▸ **Element box entries**:

## START

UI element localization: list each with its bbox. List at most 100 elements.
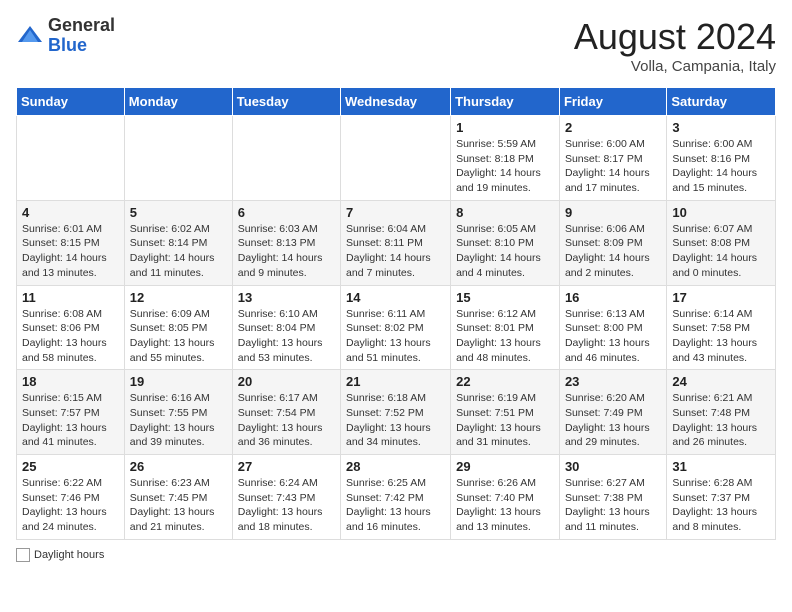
day-info: Sunrise: 6:09 AM Sunset: 8:05 PM Dayligh… [130,307,227,366]
day-number: 5 [130,205,227,220]
day-number: 12 [130,290,227,305]
day-number: 18 [22,374,119,389]
day-info: Sunrise: 6:13 AM Sunset: 8:00 PM Dayligh… [565,307,661,366]
day-info: Sunrise: 6:18 AM Sunset: 7:52 PM Dayligh… [346,391,445,450]
day-number: 2 [565,120,661,135]
calendar-cell: 10 Sunrise: 6:07 AM Sunset: 8:08 PM Dayli… [667,200,776,285]
calendar-cell: 8 Sunrise: 6:05 AM Sunset: 8:10 PM Daylig… [451,200,560,285]
day-info: Sunrise: 6:04 AM Sunset: 8:11 PM Dayligh… [346,222,445,281]
day-number: 28 [346,459,445,474]
calendar-table: SundayMondayTuesdayWednesdayThursdayFrid… [16,87,776,540]
calendar-cell: 22Sunrise: 6:19 AM Sunset: 7:51 PM Dayli… [451,370,560,455]
calendar-cell: 24 Sunrise: 6:21 AM Sunset: 7:48 PM Dayli… [667,370,776,455]
day-info: Sunrise: 6:01 AM Sunset: 8:15 PM Dayligh… [22,222,119,281]
day-number: 20 [238,374,335,389]
day-number: 9 [565,205,661,220]
calendar-cell: 29Sunrise: 6:26 AM Sunset: 7:40 PM Dayli… [451,455,560,540]
calendar-cell: 5 Sunrise: 6:02 AM Sunset: 8:14 PM Daylig… [124,200,232,285]
calendar-header-monday: Monday [124,88,232,116]
day-number: 1 [456,120,554,135]
day-number: 13 [238,290,335,305]
calendar-week-row: 4 Sunrise: 6:01 AM Sunset: 8:15 PM Daylig… [17,200,776,285]
day-number: 21 [346,374,445,389]
calendar-title: August 2024 [574,16,776,58]
day-number: 6 [238,205,335,220]
day-info: Sunrise: 6:17 AM Sunset: 7:54 PM Dayligh… [238,391,335,450]
calendar-cell: 23 Sunrise: 6:20 AM Sunset: 7:49 PM Dayli… [559,370,666,455]
day-info: Sunrise: 6:06 AM Sunset: 8:09 PM Dayligh… [565,222,661,281]
logo: General Blue [16,16,115,56]
day-info: Sunrise: 6:15 AM Sunset: 7:57 PM Dayligh… [22,391,119,450]
calendar-cell: 26Sunrise: 6:23 AM Sunset: 7:45 PM Dayli… [124,455,232,540]
calendar-legend: Daylight hours [16,548,776,565]
calendar-cell [124,116,232,201]
day-info: Sunrise: 6:22 AM Sunset: 7:46 PM Dayligh… [22,476,119,535]
logo-icon [16,22,44,50]
calendar-cell: 31Sunrise: 6:28 AM Sunset: 7:37 PM Dayli… [667,455,776,540]
calendar-cell [232,116,340,201]
day-info: Sunrise: 6:27 AM Sunset: 7:38 PM Dayligh… [565,476,661,535]
day-info: Sunrise: 6:05 AM Sunset: 8:10 PM Dayligh… [456,222,554,281]
day-info: Sunrise: 6:08 AM Sunset: 8:06 PM Dayligh… [22,307,119,366]
calendar-week-row: 1 Sunrise: 5:59 AM Sunset: 8:18 PM Daylig… [17,116,776,201]
calendar-header-row: SundayMondayTuesdayWednesdayThursdayFrid… [17,88,776,116]
calendar-cell: 2 Sunrise: 6:00 AM Sunset: 8:17 PM Daylig… [559,116,666,201]
day-number: 19 [130,374,227,389]
day-number: 4 [22,205,119,220]
day-number: 29 [456,459,554,474]
calendar-cell: 17 Sunrise: 6:14 AM Sunset: 7:58 PM Dayli… [667,285,776,370]
calendar-cell: 6 Sunrise: 6:03 AM Sunset: 8:13 PM Daylig… [232,200,340,285]
day-number: 15 [456,290,554,305]
day-number: 7 [346,205,445,220]
calendar-cell: 28 Sunrise: 6:25 AM Sunset: 7:42 PM Dayli… [341,455,451,540]
calendar-cell: 19Sunrise: 6:16 AM Sunset: 7:55 PM Dayli… [124,370,232,455]
calendar-cell: 15Sunrise: 6:12 AM Sunset: 8:01 PM Dayli… [451,285,560,370]
day-info: Sunrise: 6:24 AM Sunset: 7:43 PM Dayligh… [238,476,335,535]
daylight-legend-item: Daylight hours [16,548,104,562]
day-info: Sunrise: 6:21 AM Sunset: 7:48 PM Dayligh… [672,391,770,450]
day-info: Sunrise: 6:11 AM Sunset: 8:02 PM Dayligh… [346,307,445,366]
title-area: August 2024 Volla, Campania, Italy [574,16,776,75]
day-number: 14 [346,290,445,305]
daylight-color-swatch [16,548,30,562]
day-info: Sunrise: 6:14 AM Sunset: 7:58 PM Dayligh… [672,307,770,366]
day-number: 16 [565,290,661,305]
day-info: Sunrise: 6:20 AM Sunset: 7:49 PM Dayligh… [565,391,661,450]
calendar-cell: 13Sunrise: 6:10 AM Sunset: 8:04 PM Dayli… [232,285,340,370]
daylight-legend-label: Daylight hours [34,549,104,561]
calendar-cell: 30 Sunrise: 6:27 AM Sunset: 7:38 PM Dayli… [559,455,666,540]
calendar-header-tuesday: Tuesday [232,88,340,116]
day-number: 23 [565,374,661,389]
calendar-header-thursday: Thursday [451,88,560,116]
calendar-header-wednesday: Wednesday [341,88,451,116]
day-info: Sunrise: 6:02 AM Sunset: 8:14 PM Dayligh… [130,222,227,281]
day-info: Sunrise: 6:19 AM Sunset: 7:51 PM Dayligh… [456,391,554,450]
day-number: 3 [672,120,770,135]
day-info: Sunrise: 5:59 AM Sunset: 8:18 PM Dayligh… [456,137,554,196]
day-number: 10 [672,205,770,220]
day-number: 11 [22,290,119,305]
day-number: 24 [672,374,770,389]
day-number: 30 [565,459,661,474]
calendar-cell: 18 Sunrise: 6:15 AM Sunset: 7:57 PM Dayli… [17,370,125,455]
calendar-cell: 7 Sunrise: 6:04 AM Sunset: 8:11 PM Daylig… [341,200,451,285]
day-info: Sunrise: 6:07 AM Sunset: 8:08 PM Dayligh… [672,222,770,281]
day-info: Sunrise: 6:23 AM Sunset: 7:45 PM Dayligh… [130,476,227,535]
calendar-week-row: 18 Sunrise: 6:15 AM Sunset: 7:57 PM Dayli… [17,370,776,455]
calendar-subtitle: Volla, Campania, Italy [574,58,776,75]
calendar-cell: 20 Sunrise: 6:17 AM Sunset: 7:54 PM Dayli… [232,370,340,455]
calendar-cell: 3Sunrise: 6:00 AM Sunset: 8:16 PM Daylig… [667,116,776,201]
calendar-cell: 11 Sunrise: 6:08 AM Sunset: 8:06 PM Dayli… [17,285,125,370]
page-header: General Blue August 2024 Volla, Campania… [16,16,776,75]
day-info: Sunrise: 6:00 AM Sunset: 8:17 PM Dayligh… [565,137,661,196]
day-number: 17 [672,290,770,305]
day-number: 8 [456,205,554,220]
day-info: Sunrise: 6:03 AM Sunset: 8:13 PM Dayligh… [238,222,335,281]
calendar-week-row: 25 Sunrise: 6:22 AM Sunset: 7:46 PM Dayli… [17,455,776,540]
logo-text: General Blue [48,16,115,56]
day-number: 31 [672,459,770,474]
day-info: Sunrise: 6:25 AM Sunset: 7:42 PM Dayligh… [346,476,445,535]
calendar-cell: 21 Sunrise: 6:18 AM Sunset: 7:52 PM Dayli… [341,370,451,455]
calendar-cell: 1 Sunrise: 5:59 AM Sunset: 8:18 PM Daylig… [451,116,560,201]
day-number: 25 [22,459,119,474]
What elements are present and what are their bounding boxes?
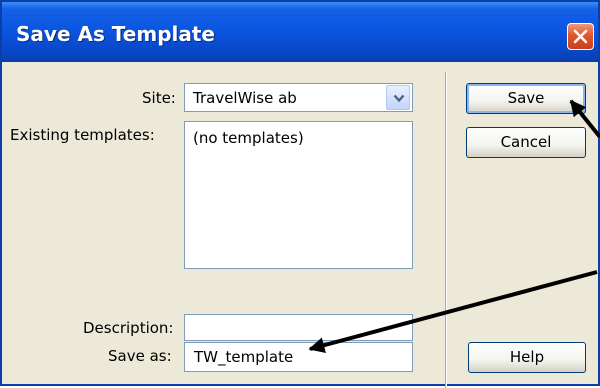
description-field[interactable] <box>184 314 413 341</box>
description-label: Description: <box>83 319 174 337</box>
save-button[interactable]: Save <box>466 83 586 114</box>
save-as-field-value: TW_template <box>194 348 294 366</box>
dialog-title: Save As Template <box>16 22 215 46</box>
cancel-button[interactable]: Cancel <box>466 127 586 158</box>
site-label: Site: <box>142 89 176 107</box>
list-item[interactable]: (no templates) <box>193 129 304 147</box>
save-as-field[interactable]: TW_template <box>184 342 413 372</box>
save-as-label: Save as: <box>108 347 172 365</box>
site-select[interactable]: TravelWise ab <box>184 83 413 112</box>
close-button[interactable] <box>567 23 594 50</box>
existing-templates-label: Existing templates: <box>10 126 155 144</box>
site-dropdown-button[interactable] <box>386 85 410 110</box>
title-bar[interactable]: Save As Template <box>2 2 598 62</box>
separator-highlight <box>446 72 447 388</box>
close-icon <box>573 29 588 44</box>
help-button[interactable]: Help <box>468 342 586 373</box>
existing-templates-list[interactable]: (no templates) <box>184 121 413 269</box>
chevron-down-icon <box>393 94 405 103</box>
save-as-template-dialog: Save As Template Site: TravelWise ab Exi… <box>0 0 600 388</box>
site-select-value: TravelWise ab <box>193 89 297 107</box>
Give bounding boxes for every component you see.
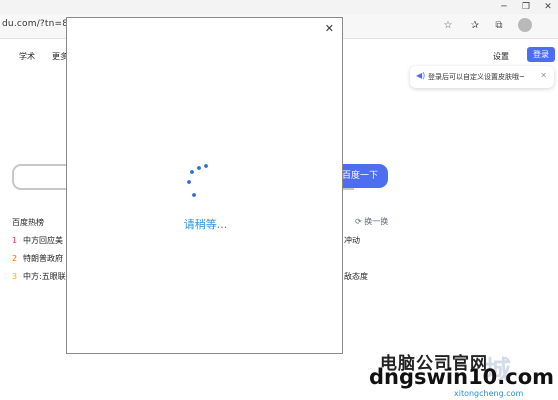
close-window-icon[interactable]: ✕ — [537, 0, 558, 14]
hot-list-item[interactable]: 1 中方回应美 — [12, 235, 63, 246]
collections-icon[interactable]: ⧉ — [491, 18, 507, 34]
hot-list-title: 百度热榜 — [12, 218, 44, 227]
search-button-label: 百度一下 — [341, 171, 378, 181]
favorites-icon[interactable]: ✰ — [467, 18, 483, 34]
watermark-domain: dngswin10.com — [369, 365, 555, 389]
settings-link[interactable]: 设置 — [493, 51, 509, 62]
hot-item-text: 中方:五眼联 — [23, 272, 66, 281]
address-bar[interactable]: du.com/?tn=80 — [2, 19, 74, 29]
hot-list-item[interactable]: 3 中方:五眼联 — [12, 271, 66, 282]
hot-rank: 2 — [12, 254, 18, 263]
hot-rank: 3 — [12, 272, 18, 281]
hot-list-item[interactable]: 2 特朗普政府 — [12, 253, 63, 264]
window-titlebar: ─ ❐ ✕ — [0, 0, 558, 14]
close-icon[interactable]: ✕ — [540, 71, 547, 80]
tip-text: 登录后可以自定义设置皮肤哦~ — [428, 73, 525, 81]
hot-rank: 1 — [12, 236, 18, 245]
hot-item-text: 中方回应美 — [23, 236, 63, 245]
skin-tip-popup: ◀) 登录后可以自定义设置皮肤哦~ ✕ — [410, 66, 554, 88]
login-button[interactable]: 登录 — [527, 47, 555, 62]
watermark-subdomain: xitongcheng.com — [454, 389, 524, 398]
nav-link-xueshu[interactable]: 学术 — [19, 51, 35, 62]
loading-dialog: ✕ 请稍等... — [66, 17, 343, 354]
star-icon[interactable]: ☆ — [440, 18, 456, 34]
speaker-icon: ◀) — [416, 71, 426, 80]
hot-list-item-right[interactable]: 冲动 — [344, 235, 360, 246]
refresh-label: 换一换 — [364, 217, 389, 226]
maximize-icon[interactable]: ❐ — [515, 0, 537, 14]
minimize-icon[interactable]: ─ — [493, 0, 515, 14]
profile-icon[interactable] — [518, 18, 532, 32]
hot-list-item-right[interactable]: 敌态度 — [344, 271, 368, 282]
loading-spinner-icon — [187, 164, 208, 197]
refresh-button[interactable]: ⟳ 换一换 — [355, 216, 388, 227]
hot-item-text: 特朗普政府 — [23, 254, 63, 263]
loading-text: 请稍等... — [183, 218, 228, 231]
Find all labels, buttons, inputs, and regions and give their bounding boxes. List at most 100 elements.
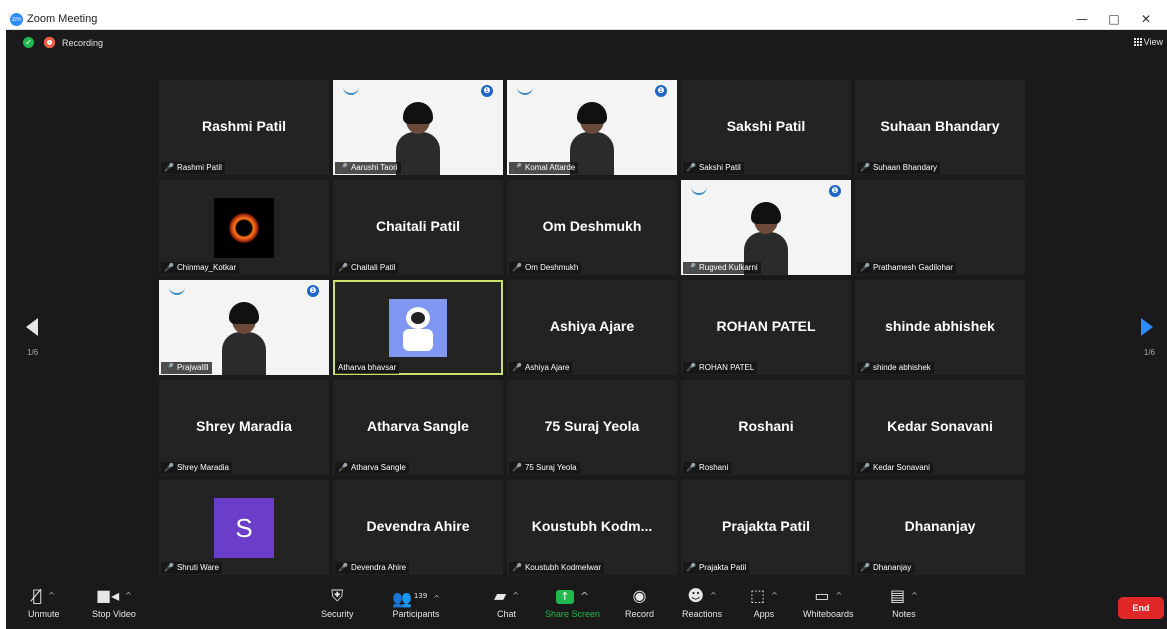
participant-tile[interactable]: Devendra Ahire 🎤 Devendra Ahire <box>333 480 503 575</box>
organization-logo-icon <box>691 185 707 195</box>
recording-icon[interactable] <box>44 37 55 48</box>
security-label: Security <box>321 609 354 619</box>
participant-tile[interactable]: 75 Suraj Yeola 🎤 75 Suraj Yeola <box>507 380 677 475</box>
participant-tile[interactable]: 🎤 Prathamesh Gadilohar <box>855 180 1025 275</box>
participant-label-text: Prajwallll <box>176 363 209 372</box>
participant-label-text: Koustubh Kodmelwar <box>524 563 602 572</box>
record-button[interactable]: ◉ Record <box>625 585 654 619</box>
participant-name-label: 🎤 Shrey Maradia <box>161 462 232 474</box>
participant-label-text: Sakshi Patil <box>698 163 741 172</box>
participant-tile[interactable]: Om Deshmukh 🎤 Om Deshmukh <box>507 180 677 275</box>
participant-tile[interactable]: Rashmi Patil 🎤 Rashmi Patil <box>159 80 329 175</box>
muted-mic-icon: 🎤 <box>164 163 174 172</box>
participant-tile[interactable]: S 🎤 Shruti Ware <box>159 480 329 575</box>
chat-button[interactable]: ▰ ^ Chat <box>494 585 519 619</box>
participants-count: 139 <box>413 592 428 600</box>
participant-display-name: Prajakta Patil <box>722 518 810 534</box>
stop-video-label: Stop Video <box>92 609 136 619</box>
participant-name-label: 🎤 Prajakta Patil <box>683 562 750 574</box>
muted-mic-icon: 🎤 <box>860 163 870 172</box>
avatar: S <box>214 498 274 558</box>
reactions-button[interactable]: ☻ ^ Reactions <box>682 585 722 619</box>
participant-video <box>222 302 266 375</box>
muted-mic-icon: 🎤 <box>338 163 348 172</box>
previous-page-arrow-icon[interactable] <box>26 318 38 336</box>
apps-button[interactable]: ⬚ ^ Apps <box>750 585 778 619</box>
video-camera-icon: ■◂ ^ <box>96 586 132 605</box>
participant-name-label: 🎤 Aarushi Taori <box>335 162 401 174</box>
muted-mic-icon: 🎤 <box>512 163 522 172</box>
muted-mic-icon: 🎤 <box>512 263 522 272</box>
muted-mic-icon: 🎤 <box>686 363 696 372</box>
participant-tile[interactable]: 🎤 Chinmay_Kotkar <box>159 180 329 275</box>
participant-tile[interactable]: Shrey Maradia 🎤 Shrey Maradia <box>159 380 329 475</box>
participant-tile[interactable]: ❶ 🎤 Aarushi Taori <box>333 80 503 175</box>
participant-name-label: 🎤 Rugved Kulkarni <box>683 262 761 274</box>
participant-tile[interactable]: Ashiya Ajare 🎤 Ashiya Ajare <box>507 280 677 375</box>
next-page-arrow-icon[interactable] <box>1141 318 1153 336</box>
participant-label-text: Shrey Maradia <box>176 463 229 472</box>
share-arrow-icon: ↑ ^ <box>545 585 600 607</box>
minimize-button[interactable]: — <box>1069 11 1095 27</box>
participant-tile[interactable]: Chaitali Patil 🎤 Chaitali Patil <box>333 180 503 275</box>
participant-tile[interactable]: Sakshi Patil 🎤 Sakshi Patil <box>681 80 851 175</box>
participant-tile[interactable]: Atharva bhavsar <box>333 280 503 375</box>
security-button[interactable]: ⛨ Security <box>321 585 354 619</box>
participant-label-text: Devendra Ahire <box>350 563 407 572</box>
participant-label-text: Kedar Sonavani <box>872 463 930 472</box>
zoom-window: zm Zoom Meeting — □ ✕ ✓ Recording View 1… <box>6 10 1167 629</box>
participant-display-name: Shrey Maradia <box>196 418 292 434</box>
participant-label-text: Ashiya Ajare <box>524 363 570 372</box>
participant-display-name: Om Deshmukh <box>542 218 642 234</box>
profile-picture-astronaut <box>389 299 447 357</box>
page-indicator-left: 1/6 <box>27 348 39 357</box>
participant-tile[interactable]: Prajakta Patil 🎤 Prajakta Patil <box>681 480 851 575</box>
participant-label-text: ROHAN PATEL <box>698 363 755 372</box>
participant-label-text: shinde abhishek <box>872 363 931 372</box>
participant-tile[interactable]: ❶ 🎤 Rugved Kulkarni <box>681 180 851 275</box>
muted-mic-icon: 🎤 <box>164 463 174 472</box>
participant-name-label: 🎤 Suhaan Bhandary <box>857 162 941 174</box>
participant-name-label: 🎤 Rashmi Patil <box>161 162 225 174</box>
participant-tile[interactable]: ROHAN PATEL 🎤 ROHAN PATEL <box>681 280 851 375</box>
participant-tile[interactable]: Koustubh Kodm... 🎤 Koustubh Kodmelwar <box>507 480 677 575</box>
host-badge-icon: ❶ <box>829 185 841 197</box>
whiteboards-button[interactable]: ▭ ^ Whiteboards <box>803 585 854 619</box>
participant-label-text: Prathamesh Gadilohar <box>872 263 954 272</box>
profile-picture-black-hole <box>214 198 274 258</box>
participant-tile[interactable]: Dhananjay 🎤 Dhananjay <box>855 480 1025 575</box>
title-bar: zm Zoom Meeting — □ ✕ <box>6 10 1167 30</box>
unmute-button[interactable]: 🎙̸ ^ Unmute <box>28 585 60 619</box>
participant-tile[interactable]: ❶ 🎤 Komal Attarde <box>507 80 677 175</box>
participant-name-label: 🎤 Kedar Sonavani <box>857 462 933 474</box>
muted-mic-icon: 🎤 <box>686 463 696 472</box>
participant-tile[interactable]: Kedar Sonavani 🎤 Kedar Sonavani <box>855 380 1025 475</box>
view-button[interactable]: View <box>1133 37 1163 47</box>
participant-name-label: 🎤 Atharva Sangle <box>335 462 409 474</box>
participant-name-label: 🎤 shinde abhishek <box>857 362 934 374</box>
gallery-grid: Rashmi Patil 🎤 Rashmi Patil ❶ 🎤 Aarushi Taori… <box>159 80 1025 577</box>
recording-label[interactable]: Recording <box>62 38 103 48</box>
muted-mic-icon: 🎤 <box>860 263 870 272</box>
host-badge-icon: ❶ <box>655 85 667 97</box>
participant-tile[interactable]: Suhaan Bhandary 🎤 Suhaan Bhandary <box>855 80 1025 175</box>
participant-tile[interactable]: Roshani 🎤 Roshani <box>681 380 851 475</box>
participant-label-text: Shruti Ware <box>176 563 219 572</box>
participant-tile[interactable]: ❶ 🎤 Prajwallll <box>159 280 329 375</box>
participant-name-label: 🎤 Komal Attarde <box>509 162 579 174</box>
end-meeting-button[interactable]: End <box>1118 597 1164 619</box>
participant-tile[interactable]: Atharva Sangle 🎤 Atharva Sangle <box>333 380 503 475</box>
share-screen-button[interactable]: ↑ ^ Share Screen <box>545 585 600 619</box>
muted-mic-icon: 🎤 <box>860 463 870 472</box>
participants-button[interactable]: 👥 139 ^ Participants <box>392 585 440 619</box>
close-button[interactable]: ✕ <box>1133 11 1159 27</box>
muted-mic-icon: 🎤 <box>686 263 696 272</box>
muted-mic-icon: 🎤 <box>860 363 870 372</box>
stop-video-button[interactable]: ■◂ ^ Stop Video <box>92 585 136 619</box>
notes-button[interactable]: ▤ ^ Notes <box>890 585 918 619</box>
restore-button[interactable]: □ <box>1101 11 1127 27</box>
share-screen-label: Share Screen <box>545 609 601 619</box>
encryption-shield-icon[interactable]: ✓ <box>23 37 34 48</box>
participant-tile[interactable]: shinde abhishek 🎤 shinde abhishek <box>855 280 1025 375</box>
participant-name-label: 🎤 Chinmay_Kotkar <box>161 262 240 274</box>
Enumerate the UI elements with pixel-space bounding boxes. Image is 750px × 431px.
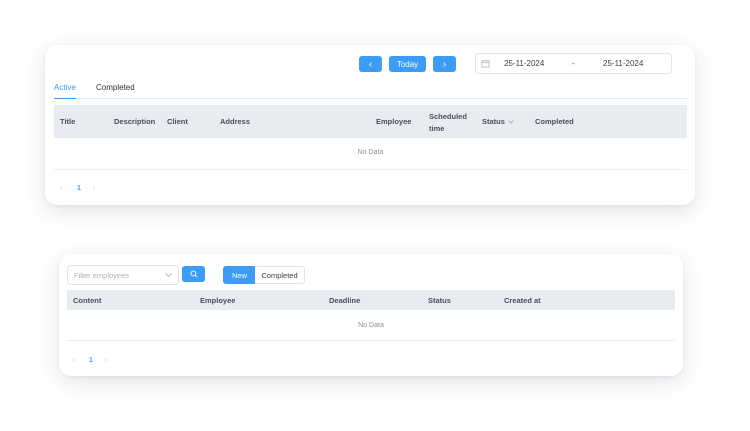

## END

Convert the entries into a Markdown table with the columns Row and Line. Start with the line that contains "description-field[interactable] <box>184 314" and go on through the line that contains "save-as-field-value: TW_template <box>194", numbering each line in Row and leaving out blank lines.

| Row | Line |
|---|---|
| 1 | description-field[interactable] <box>184 314 413 341</box> |
| 2 | description-label: Description: <box>83 319 174 337</box> |
| 3 | save-button[interactable]: Save <box>466 83 586 114</box> |
| 4 | save-as-field-value: TW_template <box>194 348 294 366</box> |